### [Exercise directions]
Within the entries below, every line containing "RETAMAYOCC" is to be copied.

────────────────────

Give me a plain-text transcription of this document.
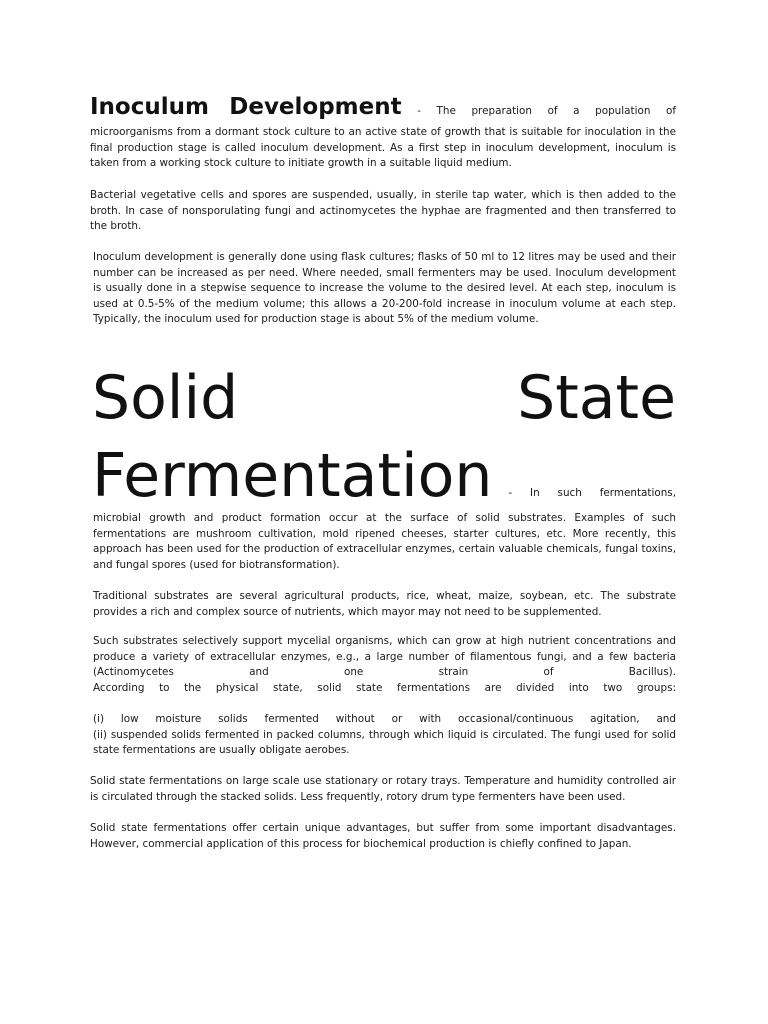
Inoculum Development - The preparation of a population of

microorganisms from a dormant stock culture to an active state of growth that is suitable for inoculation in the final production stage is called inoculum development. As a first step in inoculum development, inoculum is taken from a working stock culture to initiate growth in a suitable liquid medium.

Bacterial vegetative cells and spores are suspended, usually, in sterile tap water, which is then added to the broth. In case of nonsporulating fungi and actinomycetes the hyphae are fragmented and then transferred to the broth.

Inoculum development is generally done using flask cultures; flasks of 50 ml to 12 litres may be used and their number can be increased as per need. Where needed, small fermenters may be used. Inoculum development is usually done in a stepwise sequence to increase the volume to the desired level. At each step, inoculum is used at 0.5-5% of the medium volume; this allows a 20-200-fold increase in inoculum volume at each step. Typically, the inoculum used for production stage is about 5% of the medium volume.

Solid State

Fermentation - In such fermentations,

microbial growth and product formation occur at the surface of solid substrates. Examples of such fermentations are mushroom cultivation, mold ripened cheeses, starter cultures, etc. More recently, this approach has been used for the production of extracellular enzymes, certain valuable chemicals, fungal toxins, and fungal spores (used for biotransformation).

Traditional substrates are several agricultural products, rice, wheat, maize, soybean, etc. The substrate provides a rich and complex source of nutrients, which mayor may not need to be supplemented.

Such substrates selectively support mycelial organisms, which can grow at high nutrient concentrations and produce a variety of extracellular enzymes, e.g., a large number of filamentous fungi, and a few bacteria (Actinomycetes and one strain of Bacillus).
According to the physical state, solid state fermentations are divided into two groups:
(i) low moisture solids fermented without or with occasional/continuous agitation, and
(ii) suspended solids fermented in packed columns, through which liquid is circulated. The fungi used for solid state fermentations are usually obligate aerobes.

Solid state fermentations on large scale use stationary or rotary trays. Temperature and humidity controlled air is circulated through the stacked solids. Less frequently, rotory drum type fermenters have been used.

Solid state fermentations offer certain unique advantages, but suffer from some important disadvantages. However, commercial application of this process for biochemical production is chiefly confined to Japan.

────────────────────

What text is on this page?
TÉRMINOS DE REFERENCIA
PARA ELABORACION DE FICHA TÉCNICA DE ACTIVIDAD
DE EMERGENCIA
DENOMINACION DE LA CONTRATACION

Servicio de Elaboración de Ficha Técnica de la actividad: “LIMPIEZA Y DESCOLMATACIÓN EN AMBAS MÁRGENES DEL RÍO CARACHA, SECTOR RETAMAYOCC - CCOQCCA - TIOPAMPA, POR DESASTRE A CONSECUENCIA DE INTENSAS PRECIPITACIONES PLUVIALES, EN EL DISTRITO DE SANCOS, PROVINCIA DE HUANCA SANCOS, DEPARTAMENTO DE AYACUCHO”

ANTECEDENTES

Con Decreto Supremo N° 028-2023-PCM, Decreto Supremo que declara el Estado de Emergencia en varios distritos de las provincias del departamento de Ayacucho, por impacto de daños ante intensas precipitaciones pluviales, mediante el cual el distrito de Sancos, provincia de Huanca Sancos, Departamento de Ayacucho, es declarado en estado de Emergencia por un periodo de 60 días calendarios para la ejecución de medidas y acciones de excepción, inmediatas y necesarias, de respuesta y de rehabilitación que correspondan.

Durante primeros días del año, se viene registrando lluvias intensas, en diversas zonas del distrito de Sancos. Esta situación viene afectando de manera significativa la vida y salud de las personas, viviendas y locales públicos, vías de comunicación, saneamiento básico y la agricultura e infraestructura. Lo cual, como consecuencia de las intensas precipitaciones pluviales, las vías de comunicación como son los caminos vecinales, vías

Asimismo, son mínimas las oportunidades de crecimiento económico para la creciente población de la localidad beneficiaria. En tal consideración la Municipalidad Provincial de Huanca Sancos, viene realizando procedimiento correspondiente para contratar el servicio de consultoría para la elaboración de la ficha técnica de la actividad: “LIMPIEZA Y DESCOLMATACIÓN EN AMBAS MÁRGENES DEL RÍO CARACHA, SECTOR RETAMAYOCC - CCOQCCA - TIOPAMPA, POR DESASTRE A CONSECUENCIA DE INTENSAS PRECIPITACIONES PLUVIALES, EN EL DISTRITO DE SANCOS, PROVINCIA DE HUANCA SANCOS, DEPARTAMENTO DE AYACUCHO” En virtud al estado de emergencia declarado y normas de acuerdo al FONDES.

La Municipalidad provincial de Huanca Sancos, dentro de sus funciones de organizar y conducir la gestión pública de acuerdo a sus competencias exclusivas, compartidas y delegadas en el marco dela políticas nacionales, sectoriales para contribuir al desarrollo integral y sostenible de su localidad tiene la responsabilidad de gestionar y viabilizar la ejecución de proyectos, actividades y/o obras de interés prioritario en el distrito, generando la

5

────────────────────

### [Problem solution]
Servicio de Elaboración de Ficha Técnica de la actividad: “LIMPIEZA Y DESCOLMATACIÓN EN AMBAS MÁRGENES DEL RÍO CARACHA, SECTOR RETAMAYOCC - CCOQCCA - TIOPAMPA, POR DESASTRE A CONSECUENCIA DE INTENSAS PRECIPITACIONES PLUVIALES, EN EL DISTRITO DE SANCOS, PROVINCIA DE HUANCA SANCOS, DEPARTAMENTO DE AYACUCHO”
Asimismo, son mínimas las oportunidades de crecimiento económico para la creciente población de la localidad beneficiaria. En tal consideración la Municipalidad Provincial de Huanca Sancos, viene realizando procedimiento correspondiente para contratar el servicio de consultoría para la elaboración de la ficha técnica de la actividad: “LIMPIEZA Y DESCOLMATACIÓN EN AMBAS MÁRGENES DEL RÍO CARACHA, SECTOR RETAMAYOCC - CCOQCCA - TIOPAMPA, POR DESASTRE A CONSECUENCIA DE INTENSAS PRECIPITACIONES PLUVIALES, EN EL DISTRITO DE SANCOS, PROVINCIA DE HUANCA SANCOS, DEPARTAMENTO DE AYACUCHO” En virtud al estado de emergencia declarado y normas de acuerdo al FONDES.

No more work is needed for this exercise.